#### Instruction
Copy all lines below containing "What".

--- Entries supplied ---

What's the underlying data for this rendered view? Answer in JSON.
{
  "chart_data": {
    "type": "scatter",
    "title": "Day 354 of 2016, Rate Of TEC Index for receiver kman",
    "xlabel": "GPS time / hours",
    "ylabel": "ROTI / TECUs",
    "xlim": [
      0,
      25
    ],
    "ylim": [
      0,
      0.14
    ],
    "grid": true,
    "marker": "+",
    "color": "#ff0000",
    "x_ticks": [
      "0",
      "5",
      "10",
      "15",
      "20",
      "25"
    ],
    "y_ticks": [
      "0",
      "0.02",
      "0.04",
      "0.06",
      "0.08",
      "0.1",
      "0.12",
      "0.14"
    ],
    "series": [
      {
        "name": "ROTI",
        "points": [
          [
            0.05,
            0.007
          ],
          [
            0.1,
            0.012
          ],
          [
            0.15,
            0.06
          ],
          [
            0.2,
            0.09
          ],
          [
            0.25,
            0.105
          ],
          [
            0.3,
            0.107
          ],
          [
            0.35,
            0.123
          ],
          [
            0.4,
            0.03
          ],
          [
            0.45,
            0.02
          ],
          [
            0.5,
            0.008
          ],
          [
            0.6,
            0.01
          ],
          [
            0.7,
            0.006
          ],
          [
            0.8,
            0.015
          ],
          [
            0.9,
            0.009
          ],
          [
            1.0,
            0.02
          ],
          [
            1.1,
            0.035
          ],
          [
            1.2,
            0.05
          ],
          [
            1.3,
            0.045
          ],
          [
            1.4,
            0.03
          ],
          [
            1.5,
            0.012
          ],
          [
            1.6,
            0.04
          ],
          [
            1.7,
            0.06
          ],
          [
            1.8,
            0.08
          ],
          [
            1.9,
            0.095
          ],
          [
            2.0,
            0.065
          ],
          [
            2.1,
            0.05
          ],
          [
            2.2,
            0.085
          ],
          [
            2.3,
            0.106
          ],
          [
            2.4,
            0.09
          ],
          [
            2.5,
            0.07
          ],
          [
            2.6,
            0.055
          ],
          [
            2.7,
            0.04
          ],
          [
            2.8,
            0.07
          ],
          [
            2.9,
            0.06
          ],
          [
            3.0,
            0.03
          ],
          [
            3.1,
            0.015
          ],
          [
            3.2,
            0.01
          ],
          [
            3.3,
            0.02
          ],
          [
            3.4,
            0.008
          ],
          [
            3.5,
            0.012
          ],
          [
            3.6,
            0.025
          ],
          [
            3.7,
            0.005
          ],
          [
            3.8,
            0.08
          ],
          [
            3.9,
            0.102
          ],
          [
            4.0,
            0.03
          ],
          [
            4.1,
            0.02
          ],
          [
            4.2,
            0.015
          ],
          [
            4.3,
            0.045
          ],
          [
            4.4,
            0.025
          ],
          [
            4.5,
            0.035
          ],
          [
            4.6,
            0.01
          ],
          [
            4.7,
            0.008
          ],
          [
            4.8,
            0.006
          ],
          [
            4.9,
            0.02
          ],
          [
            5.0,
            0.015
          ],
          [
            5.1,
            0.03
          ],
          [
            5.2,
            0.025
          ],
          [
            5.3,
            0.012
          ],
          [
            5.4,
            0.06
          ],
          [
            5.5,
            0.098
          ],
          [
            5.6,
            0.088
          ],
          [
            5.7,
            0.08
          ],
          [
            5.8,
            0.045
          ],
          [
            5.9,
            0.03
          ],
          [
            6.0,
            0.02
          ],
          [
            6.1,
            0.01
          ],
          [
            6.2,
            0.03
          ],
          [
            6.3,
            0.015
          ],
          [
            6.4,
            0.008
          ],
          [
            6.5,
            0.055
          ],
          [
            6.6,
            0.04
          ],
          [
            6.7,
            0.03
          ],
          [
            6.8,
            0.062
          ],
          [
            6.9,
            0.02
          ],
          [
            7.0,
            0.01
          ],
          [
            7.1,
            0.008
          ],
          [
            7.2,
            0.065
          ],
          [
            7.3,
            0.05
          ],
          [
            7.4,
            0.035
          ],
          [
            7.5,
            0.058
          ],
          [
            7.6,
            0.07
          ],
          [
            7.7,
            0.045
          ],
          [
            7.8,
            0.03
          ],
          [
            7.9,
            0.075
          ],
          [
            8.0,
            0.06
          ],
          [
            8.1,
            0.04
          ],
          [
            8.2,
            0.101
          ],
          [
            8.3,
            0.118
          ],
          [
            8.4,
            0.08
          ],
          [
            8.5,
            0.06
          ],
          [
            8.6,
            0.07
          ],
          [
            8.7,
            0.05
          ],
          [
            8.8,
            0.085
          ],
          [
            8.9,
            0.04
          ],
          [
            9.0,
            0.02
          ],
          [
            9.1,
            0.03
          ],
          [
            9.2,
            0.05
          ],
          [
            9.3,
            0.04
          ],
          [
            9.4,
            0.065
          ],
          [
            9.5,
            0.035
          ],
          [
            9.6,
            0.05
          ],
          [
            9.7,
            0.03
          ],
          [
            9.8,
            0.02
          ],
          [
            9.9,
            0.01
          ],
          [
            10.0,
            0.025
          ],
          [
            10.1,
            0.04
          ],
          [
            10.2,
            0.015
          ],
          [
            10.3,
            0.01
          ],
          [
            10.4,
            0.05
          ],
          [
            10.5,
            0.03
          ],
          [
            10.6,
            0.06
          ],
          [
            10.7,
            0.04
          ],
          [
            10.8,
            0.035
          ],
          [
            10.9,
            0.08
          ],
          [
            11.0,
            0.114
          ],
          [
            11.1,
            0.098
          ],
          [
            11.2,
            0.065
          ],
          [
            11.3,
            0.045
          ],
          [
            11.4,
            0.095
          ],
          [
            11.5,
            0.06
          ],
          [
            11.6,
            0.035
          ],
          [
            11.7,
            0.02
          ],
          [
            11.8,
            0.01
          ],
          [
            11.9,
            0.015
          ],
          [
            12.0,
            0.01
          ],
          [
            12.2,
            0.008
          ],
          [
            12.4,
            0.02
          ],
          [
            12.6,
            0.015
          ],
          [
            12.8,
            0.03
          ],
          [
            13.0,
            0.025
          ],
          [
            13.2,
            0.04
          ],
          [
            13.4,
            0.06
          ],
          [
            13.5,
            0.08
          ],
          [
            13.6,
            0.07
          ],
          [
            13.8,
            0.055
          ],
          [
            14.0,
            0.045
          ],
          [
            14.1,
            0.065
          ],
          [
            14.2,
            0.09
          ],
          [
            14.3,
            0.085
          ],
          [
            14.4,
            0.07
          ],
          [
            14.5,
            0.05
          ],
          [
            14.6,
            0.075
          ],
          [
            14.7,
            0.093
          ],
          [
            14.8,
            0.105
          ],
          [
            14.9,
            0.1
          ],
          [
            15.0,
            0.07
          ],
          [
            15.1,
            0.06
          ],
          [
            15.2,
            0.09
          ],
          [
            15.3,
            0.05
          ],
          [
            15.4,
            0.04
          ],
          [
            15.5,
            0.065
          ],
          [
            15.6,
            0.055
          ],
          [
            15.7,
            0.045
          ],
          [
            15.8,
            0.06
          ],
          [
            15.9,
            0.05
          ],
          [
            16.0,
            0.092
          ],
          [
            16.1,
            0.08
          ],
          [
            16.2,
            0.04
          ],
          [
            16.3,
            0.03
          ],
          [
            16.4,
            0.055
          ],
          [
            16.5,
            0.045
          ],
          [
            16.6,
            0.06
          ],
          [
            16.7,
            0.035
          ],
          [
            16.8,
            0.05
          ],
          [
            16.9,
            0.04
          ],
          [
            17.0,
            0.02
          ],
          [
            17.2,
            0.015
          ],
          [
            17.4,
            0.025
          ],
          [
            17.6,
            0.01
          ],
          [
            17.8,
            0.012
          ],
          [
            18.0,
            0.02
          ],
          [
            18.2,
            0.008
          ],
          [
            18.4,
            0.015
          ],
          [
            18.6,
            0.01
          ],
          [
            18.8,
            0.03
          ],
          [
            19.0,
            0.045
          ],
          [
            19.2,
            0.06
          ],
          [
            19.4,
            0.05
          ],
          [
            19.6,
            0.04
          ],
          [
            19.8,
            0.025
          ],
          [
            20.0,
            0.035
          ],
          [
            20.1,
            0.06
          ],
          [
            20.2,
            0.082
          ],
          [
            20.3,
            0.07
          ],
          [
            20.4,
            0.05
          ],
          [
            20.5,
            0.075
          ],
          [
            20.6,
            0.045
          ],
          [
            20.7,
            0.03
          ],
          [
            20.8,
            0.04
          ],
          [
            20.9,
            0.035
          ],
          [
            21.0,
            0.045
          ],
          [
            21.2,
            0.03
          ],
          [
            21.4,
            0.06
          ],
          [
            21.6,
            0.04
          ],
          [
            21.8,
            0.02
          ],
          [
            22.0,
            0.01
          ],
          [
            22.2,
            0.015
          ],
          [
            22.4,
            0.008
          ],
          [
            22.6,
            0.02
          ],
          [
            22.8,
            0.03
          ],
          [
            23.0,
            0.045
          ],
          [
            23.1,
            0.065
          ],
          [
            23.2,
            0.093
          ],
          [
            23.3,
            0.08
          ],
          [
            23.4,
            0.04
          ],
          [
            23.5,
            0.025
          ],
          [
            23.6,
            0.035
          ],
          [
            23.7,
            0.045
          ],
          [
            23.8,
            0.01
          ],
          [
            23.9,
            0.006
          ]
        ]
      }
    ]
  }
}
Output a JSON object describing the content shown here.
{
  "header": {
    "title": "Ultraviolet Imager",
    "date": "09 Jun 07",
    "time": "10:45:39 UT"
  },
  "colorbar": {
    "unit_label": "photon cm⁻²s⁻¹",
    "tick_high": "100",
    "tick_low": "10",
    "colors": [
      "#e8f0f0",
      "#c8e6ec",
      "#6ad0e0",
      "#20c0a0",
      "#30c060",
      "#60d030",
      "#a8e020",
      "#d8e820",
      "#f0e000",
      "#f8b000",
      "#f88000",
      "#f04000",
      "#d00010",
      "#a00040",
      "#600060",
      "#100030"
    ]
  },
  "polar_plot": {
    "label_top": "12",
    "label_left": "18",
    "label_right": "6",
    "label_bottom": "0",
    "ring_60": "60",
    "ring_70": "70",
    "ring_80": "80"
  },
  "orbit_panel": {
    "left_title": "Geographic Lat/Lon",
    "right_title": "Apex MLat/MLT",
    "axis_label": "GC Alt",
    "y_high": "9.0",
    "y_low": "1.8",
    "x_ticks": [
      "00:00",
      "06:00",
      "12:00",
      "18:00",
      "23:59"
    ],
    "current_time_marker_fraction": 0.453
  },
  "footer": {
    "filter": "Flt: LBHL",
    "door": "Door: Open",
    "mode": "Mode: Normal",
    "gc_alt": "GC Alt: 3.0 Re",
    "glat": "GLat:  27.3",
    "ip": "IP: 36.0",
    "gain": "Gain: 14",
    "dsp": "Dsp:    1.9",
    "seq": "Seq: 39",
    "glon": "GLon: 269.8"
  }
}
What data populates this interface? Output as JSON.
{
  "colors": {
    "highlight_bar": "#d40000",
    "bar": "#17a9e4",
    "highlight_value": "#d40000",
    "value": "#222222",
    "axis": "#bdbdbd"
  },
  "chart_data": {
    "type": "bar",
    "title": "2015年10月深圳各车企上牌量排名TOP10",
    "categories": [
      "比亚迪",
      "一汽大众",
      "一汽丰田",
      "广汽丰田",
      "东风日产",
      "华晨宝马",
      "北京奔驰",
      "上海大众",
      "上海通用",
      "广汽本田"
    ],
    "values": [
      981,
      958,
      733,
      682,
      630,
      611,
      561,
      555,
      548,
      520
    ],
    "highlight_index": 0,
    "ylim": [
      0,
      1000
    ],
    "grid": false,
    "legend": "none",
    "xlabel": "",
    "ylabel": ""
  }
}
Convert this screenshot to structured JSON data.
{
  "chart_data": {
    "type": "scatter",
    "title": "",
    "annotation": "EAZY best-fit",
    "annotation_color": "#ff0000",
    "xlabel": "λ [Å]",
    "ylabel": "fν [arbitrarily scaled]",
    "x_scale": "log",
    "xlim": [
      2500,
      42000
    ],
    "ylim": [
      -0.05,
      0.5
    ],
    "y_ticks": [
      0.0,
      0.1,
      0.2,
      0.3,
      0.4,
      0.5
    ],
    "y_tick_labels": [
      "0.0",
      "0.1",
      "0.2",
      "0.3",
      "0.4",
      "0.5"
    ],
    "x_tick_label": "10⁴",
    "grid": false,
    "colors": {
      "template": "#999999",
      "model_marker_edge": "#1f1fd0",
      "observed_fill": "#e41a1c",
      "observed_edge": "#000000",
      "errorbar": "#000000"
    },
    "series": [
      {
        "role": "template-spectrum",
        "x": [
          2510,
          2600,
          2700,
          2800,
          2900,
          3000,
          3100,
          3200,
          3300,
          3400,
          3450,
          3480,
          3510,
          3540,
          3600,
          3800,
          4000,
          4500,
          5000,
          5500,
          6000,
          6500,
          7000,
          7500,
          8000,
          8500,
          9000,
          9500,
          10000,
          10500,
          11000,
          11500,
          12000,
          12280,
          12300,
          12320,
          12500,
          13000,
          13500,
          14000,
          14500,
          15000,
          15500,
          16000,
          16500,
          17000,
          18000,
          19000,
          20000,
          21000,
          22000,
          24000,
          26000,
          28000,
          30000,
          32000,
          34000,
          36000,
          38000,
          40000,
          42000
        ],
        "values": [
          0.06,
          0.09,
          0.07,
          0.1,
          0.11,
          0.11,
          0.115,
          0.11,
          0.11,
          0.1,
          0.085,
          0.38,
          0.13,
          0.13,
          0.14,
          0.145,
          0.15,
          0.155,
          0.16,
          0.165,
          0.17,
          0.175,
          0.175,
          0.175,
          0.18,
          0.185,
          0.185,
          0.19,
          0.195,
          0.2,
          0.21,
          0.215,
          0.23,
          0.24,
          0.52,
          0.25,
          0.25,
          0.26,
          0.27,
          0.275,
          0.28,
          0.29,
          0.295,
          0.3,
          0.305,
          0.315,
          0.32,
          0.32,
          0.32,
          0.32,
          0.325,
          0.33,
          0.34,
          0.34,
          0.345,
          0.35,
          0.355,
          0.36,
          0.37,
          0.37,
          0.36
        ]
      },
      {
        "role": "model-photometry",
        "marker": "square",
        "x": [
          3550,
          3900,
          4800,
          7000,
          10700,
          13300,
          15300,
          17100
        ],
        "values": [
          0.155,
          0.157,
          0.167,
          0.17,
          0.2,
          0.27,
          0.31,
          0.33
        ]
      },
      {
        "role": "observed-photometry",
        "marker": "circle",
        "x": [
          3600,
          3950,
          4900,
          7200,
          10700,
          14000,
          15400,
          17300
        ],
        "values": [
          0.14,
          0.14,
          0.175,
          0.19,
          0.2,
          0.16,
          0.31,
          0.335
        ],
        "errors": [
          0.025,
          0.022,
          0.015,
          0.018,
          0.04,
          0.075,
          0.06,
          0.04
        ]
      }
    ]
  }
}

---

#### Result of the exercise
What's the underlying data for this rendered view? Answer in JSON.
What data populates this interface? Output as JSON.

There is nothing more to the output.